• Given exercise
Restate the records below word for word, and omit the images they hold.

┌─ Entries provided

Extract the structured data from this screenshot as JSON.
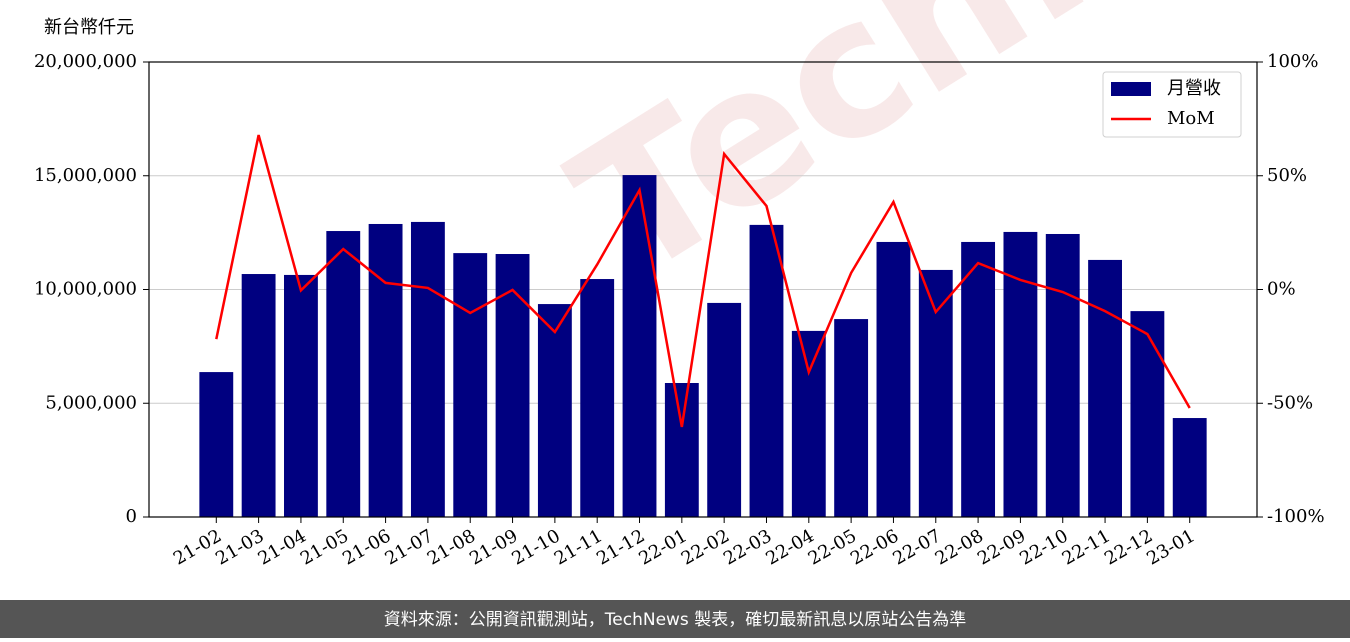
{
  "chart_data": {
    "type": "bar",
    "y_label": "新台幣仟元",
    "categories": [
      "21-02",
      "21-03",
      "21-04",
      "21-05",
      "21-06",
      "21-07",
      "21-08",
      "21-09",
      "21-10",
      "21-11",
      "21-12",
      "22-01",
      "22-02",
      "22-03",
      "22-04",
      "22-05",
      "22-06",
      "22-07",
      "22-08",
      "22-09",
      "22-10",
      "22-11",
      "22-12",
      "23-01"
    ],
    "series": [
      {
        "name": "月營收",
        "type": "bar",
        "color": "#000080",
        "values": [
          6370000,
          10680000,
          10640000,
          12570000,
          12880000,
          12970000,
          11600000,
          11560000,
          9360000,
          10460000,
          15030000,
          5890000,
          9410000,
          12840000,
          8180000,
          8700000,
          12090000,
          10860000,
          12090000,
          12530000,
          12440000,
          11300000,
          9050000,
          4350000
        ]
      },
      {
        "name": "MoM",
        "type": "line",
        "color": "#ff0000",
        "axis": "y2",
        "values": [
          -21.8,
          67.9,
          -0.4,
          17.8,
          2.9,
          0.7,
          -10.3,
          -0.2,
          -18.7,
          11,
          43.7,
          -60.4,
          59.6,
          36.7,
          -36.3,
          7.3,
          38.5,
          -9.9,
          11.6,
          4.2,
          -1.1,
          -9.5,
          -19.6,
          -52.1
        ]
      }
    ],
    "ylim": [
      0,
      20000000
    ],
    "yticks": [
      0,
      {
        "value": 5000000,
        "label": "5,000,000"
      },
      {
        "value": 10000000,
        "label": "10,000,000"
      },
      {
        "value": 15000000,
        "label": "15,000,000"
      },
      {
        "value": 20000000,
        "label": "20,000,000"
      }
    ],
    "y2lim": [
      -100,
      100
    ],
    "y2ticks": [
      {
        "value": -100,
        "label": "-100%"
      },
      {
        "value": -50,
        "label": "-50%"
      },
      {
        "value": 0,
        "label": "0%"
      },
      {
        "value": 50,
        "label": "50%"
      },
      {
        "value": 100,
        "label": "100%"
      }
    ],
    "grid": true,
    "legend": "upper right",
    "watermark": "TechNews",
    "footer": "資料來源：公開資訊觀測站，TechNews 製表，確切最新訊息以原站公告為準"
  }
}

└─

• Response to the exercise
Extract the structured data from this screenshot as JSON.
{
  "chart_data": {
    "type": "bar",
    "y_label": "新台幣仟元",
    "categories": [
      "21-02",
      "21-03",
      "21-04",
      "21-05",
      "21-06",
      "21-07",
      "21-08",
      "21-09",
      "21-10",
      "21-11",
      "21-12",
      "22-01",
      "22-02",
      "22-03",
      "22-04",
      "22-05",
      "22-06",
      "22-07",
      "22-08",
      "22-09",
      "22-10",
      "22-11",
      "22-12",
      "23-01"
    ],
    "series": [
      {
        "name": "月營收",
        "type": "bar",
        "color": "#000080",
        "values": [
          6370000,
          10680000,
          10640000,
          12570000,
          12880000,
          12970000,
          11600000,
          11560000,
          9360000,
          10460000,
          15030000,
          5890000,
          9410000,
          12840000,
          8180000,
          8700000,
          12090000,
          10860000,
          12090000,
          12530000,
          12440000,
          11300000,
          9050000,
          4350000
        ]
      },
      {
        "name": "MoM",
        "type": "line",
        "color": "#ff0000",
        "axis": "y2",
        "values": [
          -21.8,
          67.9,
          -0.4,
          17.8,
          2.9,
          0.7,
          -10.3,
          -0.2,
          -18.7,
          11,
          43.7,
          -60.4,
          59.6,
          36.7,
          -36.3,
          7.3,
          38.5,
          -9.9,
          11.6,
          4.2,
          -1.1,
          -9.5,
          -19.6,
          -52.1
        ]
      }
    ],
    "ylim": [
      0,
      20000000
    ],
    "yticks": [
      0,
      {
        "value": 5000000,
        "label": "5,000,000"
      },
      {
        "value": 10000000,
        "label": "10,000,000"
      },
      {
        "value": 15000000,
        "label": "15,000,000"
      },
      {
        "value": 20000000,
        "label": "20,000,000"
      }
    ],
    "y2lim": [
      -100,
      100
    ],
    "y2ticks": [
      {
        "value": -100,
        "label": "-100%"
      },
      {
        "value": -50,
        "label": "-50%"
      },
      {
        "value": 0,
        "label": "0%"
      },
      {
        "value": 50,
        "label": "50%"
      },
      {
        "value": 100,
        "label": "100%"
      }
    ],
    "grid": true,
    "legend": "upper right",
    "watermark": "TechNews",
    "footer": "資料來源：公開資訊觀測站，TechNews 製表，確切最新訊息以原站公告為準"
  }
}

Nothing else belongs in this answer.